§ **Your instructions**:
Please transcribe all of the entries exactly, leaving out any images.

§ **Input data**:
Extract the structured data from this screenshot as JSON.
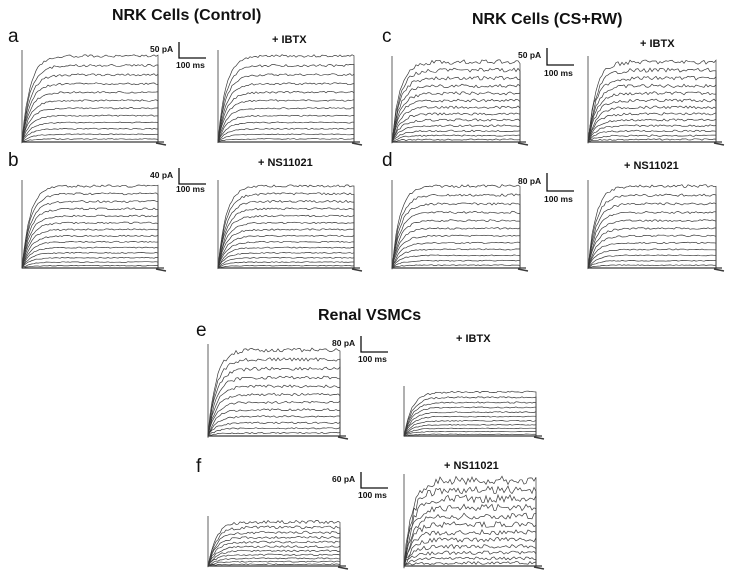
{
  "titles": {
    "control": "NRK Cells (Control)",
    "csrw": "NRK Cells (CS+RW)",
    "vsmc": "Renal VSMCs"
  },
  "panels": [
    {
      "id": "a",
      "letter": "a",
      "scale_current": "50 pA",
      "scale_time": "100 ms",
      "condition": "+ IBTX"
    },
    {
      "id": "b",
      "letter": "b",
      "scale_current": "40 pA",
      "scale_time": "100 ms",
      "condition": "+ NS11021"
    },
    {
      "id": "c",
      "letter": "c",
      "scale_current": "50 pA",
      "scale_time": "100 ms",
      "condition": "+ IBTX"
    },
    {
      "id": "d",
      "letter": "d",
      "scale_current": "80 pA",
      "scale_time": "100 ms",
      "condition": "+ NS11021"
    },
    {
      "id": "e",
      "letter": "e",
      "scale_current": "80 pA",
      "scale_time": "100 ms",
      "condition": "+ IBTX"
    },
    {
      "id": "f",
      "letter": "f",
      "scale_current": "60 pA",
      "scale_time": "100 ms",
      "condition": "+ NS11021"
    }
  ],
  "colors": {
    "trace": "#3a3a3a",
    "text": "#111111",
    "background": "#ffffff"
  }
}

§ **Solution for this task**:
Extract the structured data from this screenshot as JSON.
{
  "titles": {
    "control": "NRK Cells (Control)",
    "csrw": "NRK Cells (CS+RW)",
    "vsmc": "Renal VSMCs"
  },
  "panels": [
    {
      "id": "a",
      "letter": "a",
      "scale_current": "50 pA",
      "scale_time": "100 ms",
      "condition": "+ IBTX"
    },
    {
      "id": "b",
      "letter": "b",
      "scale_current": "40 pA",
      "scale_time": "100 ms",
      "condition": "+ NS11021"
    },
    {
      "id": "c",
      "letter": "c",
      "scale_current": "50 pA",
      "scale_time": "100 ms",
      "condition": "+ IBTX"
    },
    {
      "id": "d",
      "letter": "d",
      "scale_current": "80 pA",
      "scale_time": "100 ms",
      "condition": "+ NS11021"
    },
    {
      "id": "e",
      "letter": "e",
      "scale_current": "80 pA",
      "scale_time": "100 ms",
      "condition": "+ IBTX"
    },
    {
      "id": "f",
      "letter": "f",
      "scale_current": "60 pA",
      "scale_time": "100 ms",
      "condition": "+ NS11021"
    }
  ],
  "colors": {
    "trace": "#3a3a3a",
    "text": "#111111",
    "background": "#ffffff"
  }
}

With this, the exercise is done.